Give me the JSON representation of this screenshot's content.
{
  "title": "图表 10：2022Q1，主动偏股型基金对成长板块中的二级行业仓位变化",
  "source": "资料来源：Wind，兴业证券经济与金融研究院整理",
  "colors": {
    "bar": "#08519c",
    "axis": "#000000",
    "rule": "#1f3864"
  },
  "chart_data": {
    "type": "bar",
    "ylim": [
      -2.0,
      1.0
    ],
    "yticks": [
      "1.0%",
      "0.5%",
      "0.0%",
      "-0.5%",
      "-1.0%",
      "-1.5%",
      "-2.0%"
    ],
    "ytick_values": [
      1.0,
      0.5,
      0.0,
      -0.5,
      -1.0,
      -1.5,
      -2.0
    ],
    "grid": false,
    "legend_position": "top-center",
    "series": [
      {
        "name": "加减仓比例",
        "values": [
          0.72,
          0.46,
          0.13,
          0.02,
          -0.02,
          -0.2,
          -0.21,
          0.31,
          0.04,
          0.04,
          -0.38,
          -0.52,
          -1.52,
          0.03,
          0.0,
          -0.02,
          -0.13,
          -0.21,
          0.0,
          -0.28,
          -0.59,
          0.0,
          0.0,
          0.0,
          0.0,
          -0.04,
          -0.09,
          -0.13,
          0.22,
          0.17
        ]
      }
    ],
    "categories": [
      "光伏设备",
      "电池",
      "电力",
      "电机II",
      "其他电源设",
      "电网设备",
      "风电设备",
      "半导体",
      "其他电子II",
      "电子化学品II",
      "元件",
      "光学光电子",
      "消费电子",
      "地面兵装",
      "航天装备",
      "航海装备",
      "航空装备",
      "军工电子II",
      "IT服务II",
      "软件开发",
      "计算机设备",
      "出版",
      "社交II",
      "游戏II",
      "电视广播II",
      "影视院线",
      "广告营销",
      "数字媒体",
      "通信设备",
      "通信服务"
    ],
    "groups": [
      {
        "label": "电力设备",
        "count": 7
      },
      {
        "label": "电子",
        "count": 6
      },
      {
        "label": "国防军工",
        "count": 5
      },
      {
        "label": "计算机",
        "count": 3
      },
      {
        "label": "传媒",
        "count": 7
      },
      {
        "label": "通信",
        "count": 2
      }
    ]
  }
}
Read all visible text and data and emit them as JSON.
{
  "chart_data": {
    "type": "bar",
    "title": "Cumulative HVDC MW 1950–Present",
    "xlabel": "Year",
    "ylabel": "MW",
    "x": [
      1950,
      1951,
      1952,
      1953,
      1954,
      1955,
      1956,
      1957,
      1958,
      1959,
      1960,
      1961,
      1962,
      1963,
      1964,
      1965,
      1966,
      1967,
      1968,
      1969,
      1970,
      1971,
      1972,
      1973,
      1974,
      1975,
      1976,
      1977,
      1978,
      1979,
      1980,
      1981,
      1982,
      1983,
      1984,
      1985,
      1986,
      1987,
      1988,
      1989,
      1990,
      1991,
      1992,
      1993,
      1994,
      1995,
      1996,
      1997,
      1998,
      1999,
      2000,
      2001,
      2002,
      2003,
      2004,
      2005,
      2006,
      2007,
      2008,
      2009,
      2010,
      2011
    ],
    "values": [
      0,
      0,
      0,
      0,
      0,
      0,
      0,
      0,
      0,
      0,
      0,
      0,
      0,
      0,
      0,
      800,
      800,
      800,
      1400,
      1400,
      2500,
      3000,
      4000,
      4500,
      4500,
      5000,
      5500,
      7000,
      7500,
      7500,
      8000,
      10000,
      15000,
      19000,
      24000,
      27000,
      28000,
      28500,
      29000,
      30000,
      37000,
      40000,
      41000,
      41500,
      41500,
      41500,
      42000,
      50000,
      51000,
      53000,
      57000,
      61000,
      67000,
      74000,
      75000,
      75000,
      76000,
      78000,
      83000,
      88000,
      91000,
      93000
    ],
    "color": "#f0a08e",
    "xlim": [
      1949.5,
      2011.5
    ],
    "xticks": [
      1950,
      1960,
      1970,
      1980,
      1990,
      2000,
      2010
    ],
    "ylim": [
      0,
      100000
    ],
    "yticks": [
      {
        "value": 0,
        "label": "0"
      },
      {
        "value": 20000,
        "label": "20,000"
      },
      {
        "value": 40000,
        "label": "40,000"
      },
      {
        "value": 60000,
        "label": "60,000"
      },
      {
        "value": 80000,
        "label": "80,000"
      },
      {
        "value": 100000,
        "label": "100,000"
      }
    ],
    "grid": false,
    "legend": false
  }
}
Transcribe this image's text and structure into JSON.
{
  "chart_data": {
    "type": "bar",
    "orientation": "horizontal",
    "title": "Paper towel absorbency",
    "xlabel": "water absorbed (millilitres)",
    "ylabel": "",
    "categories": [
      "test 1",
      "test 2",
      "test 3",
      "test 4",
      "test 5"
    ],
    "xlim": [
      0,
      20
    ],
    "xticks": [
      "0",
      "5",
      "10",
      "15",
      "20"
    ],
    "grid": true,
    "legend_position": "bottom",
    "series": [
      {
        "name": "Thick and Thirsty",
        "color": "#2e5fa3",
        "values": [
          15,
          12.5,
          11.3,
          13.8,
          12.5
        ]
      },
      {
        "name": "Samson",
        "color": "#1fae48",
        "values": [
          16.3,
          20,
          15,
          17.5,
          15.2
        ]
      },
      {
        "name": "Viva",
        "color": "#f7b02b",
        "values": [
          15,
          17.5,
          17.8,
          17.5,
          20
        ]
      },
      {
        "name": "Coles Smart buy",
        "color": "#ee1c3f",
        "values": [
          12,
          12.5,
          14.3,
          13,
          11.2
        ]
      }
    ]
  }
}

+-------+

Task instructions :: Set down the listing above in full, please, exactly as it appears.

Correct result ::
Give me the JSON representation of this screenshot's content.
{
  "title": "图表 10：2022Q1，主动偏股型基金对成长板块中的二级行业仓位变化",
  "source": "资料来源：Wind，兴业证券经济与金融研究院整理",
  "colors": {
    "bar": "#08519c",
    "axis": "#000000",
    "rule": "#1f3864"
  },
  "chart_data": {
    "type": "bar",
    "ylim": [
      -2.0,
      1.0
    ],
    "yticks": [
      "1.0%",
      "0.5%",
      "0.0%",
      "-0.5%",
      "-1.0%",
      "-1.5%",
      "-2.0%"
    ],
    "ytick_values": [
      1.0,
      0.5,
      0.0,
      -0.5,
      -1.0,
      -1.5,
      -2.0
    ],
    "grid": false,
    "legend_position": "top-center",
    "series": [
      {
        "name": "加减仓比例",
        "values": [
          0.72,
          0.46,
          0.13,
          0.02,
          -0.02,
          -0.2,
          -0.21,
          0.31,
          0.04,
          0.04,
          -0.38,
          -0.52,
          -1.52,
          0.03,
          0.0,
          -0.02,
          -0.13,
          -0.21,
          0.0,
          -0.28,
          -0.59,
          0.0,
          0.0,
          0.0,
          0.0,
          -0.04,
          -0.09,
          -0.13,
          0.22,
          0.17
        ]
      }
    ],
    "categories": [
      "光伏设备",
      "电池",
      "电力",
      "电机II",
      "其他电源设",
      "电网设备",
      "风电设备",
      "半导体",
      "其他电子II",
      "电子化学品II",
      "元件",
      "光学光电子",
      "消费电子",
      "地面兵装",
      "航天装备",
      "航海装备",
      "航空装备",
      "军工电子II",
      "IT服务II",
      "软件开发",
      "计算机设备",
      "出版",
      "社交II",
      "游戏II",
      "电视广播II",
      "影视院线",
      "广告营销",
      "数字媒体",
      "通信设备",
      "通信服务"
    ],
    "groups": [
      {
        "label": "电力设备",
        "count": 7
      },
      {
        "label": "电子",
        "count": 6
      },
      {
        "label": "国防军工",
        "count": 5
      },
      {
        "label": "计算机",
        "count": 3
      },
      {
        "label": "传媒",
        "count": 7
      },
      {
        "label": "通信",
        "count": 2
      }
    ]
  }
}
Read all visible text and data and emit them as JSON.
{
  "chart_data": {
    "type": "bar",
    "title": "Cumulative HVDC MW 1950–Present",
    "xlabel": "Year",
    "ylabel": "MW",
    "x": [
      1950,
      1951,
      1952,
      1953,
      1954,
      1955,
      1956,
      1957,
      1958,
      1959,
      1960,
      1961,
      1962,
      1963,
      1964,
      1965,
      1966,
      1967,
      1968,
      1969,
      1970,
      1971,
      1972,
      1973,
      1974,
      1975,
      1976,
      1977,
      1978,
      1979,
      1980,
      1981,
      1982,
      1983,
      1984,
      1985,
      1986,
      1987,
      1988,
      1989,
      1990,
      1991,
      1992,
      1993,
      1994,
      1995,
      1996,
      1997,
      1998,
      1999,
      2000,
      2001,
      2002,
      2003,
      2004,
      2005,
      2006,
      2007,
      2008,
      2009,
      2010,
      2011
    ],
    "values": [
      0,
      0,
      0,
      0,
      0,
      0,
      0,
      0,
      0,
      0,
      0,
      0,
      0,
      0,
      0,
      800,
      800,
      800,
      1400,
      1400,
      2500,
      3000,
      4000,
      4500,
      4500,
      5000,
      5500,
      7000,
      7500,
      7500,
      8000,
      10000,
      15000,
      19000,
      24000,
      27000,
      28000,
      28500,
      29000,
      30000,
      37000,
      40000,
      41000,
      41500,
      41500,
      41500,
      42000,
      50000,
      51000,
      53000,
      57000,
      61000,
      67000,
      74000,
      75000,
      75000,
      76000,
      78000,
      83000,
      88000,
      91000,
      93000
    ],
    "color": "#f0a08e",
    "xlim": [
      1949.5,
      2011.5
    ],
    "xticks": [
      1950,
      1960,
      1970,
      1980,
      1990,
      2000,
      2010
    ],
    "ylim": [
      0,
      100000
    ],
    "yticks": [
      {
        "value": 0,
        "label": "0"
      },
      {
        "value": 20000,
        "label": "20,000"
      },
      {
        "value": 40000,
        "label": "40,000"
      },
      {
        "value": 60000,
        "label": "60,000"
      },
      {
        "value": 80000,
        "label": "80,000"
      },
      {
        "value": 100000,
        "label": "100,000"
      }
    ],
    "grid": false,
    "legend": false
  }
}
Transcribe this image's text and structure into JSON.
{
  "chart_data": {
    "type": "bar",
    "orientation": "horizontal",
    "title": "Paper towel absorbency",
    "xlabel": "water absorbed (millilitres)",
    "ylabel": "",
    "categories": [
      "test 1",
      "test 2",
      "test 3",
      "test 4",
      "test 5"
    ],
    "xlim": [
      0,
      20
    ],
    "xticks": [
      "0",
      "5",
      "10",
      "15",
      "20"
    ],
    "grid": true,
    "legend_position": "bottom",
    "series": [
      {
        "name": "Thick and Thirsty",
        "color": "#2e5fa3",
        "values": [
          15,
          12.5,
          11.3,
          13.8,
          12.5
        ]
      },
      {
        "name": "Samson",
        "color": "#1fae48",
        "values": [
          16.3,
          20,
          15,
          17.5,
          15.2
        ]
      },
      {
        "name": "Viva",
        "color": "#f7b02b",
        "values": [
          15,
          17.5,
          17.8,
          17.5,
          20
        ]
      },
      {
        "name": "Coles Smart buy",
        "color": "#ee1c3f",
        "values": [
          12,
          12.5,
          14.3,
          13,
          11.2
        ]
      }
    ]
  }
}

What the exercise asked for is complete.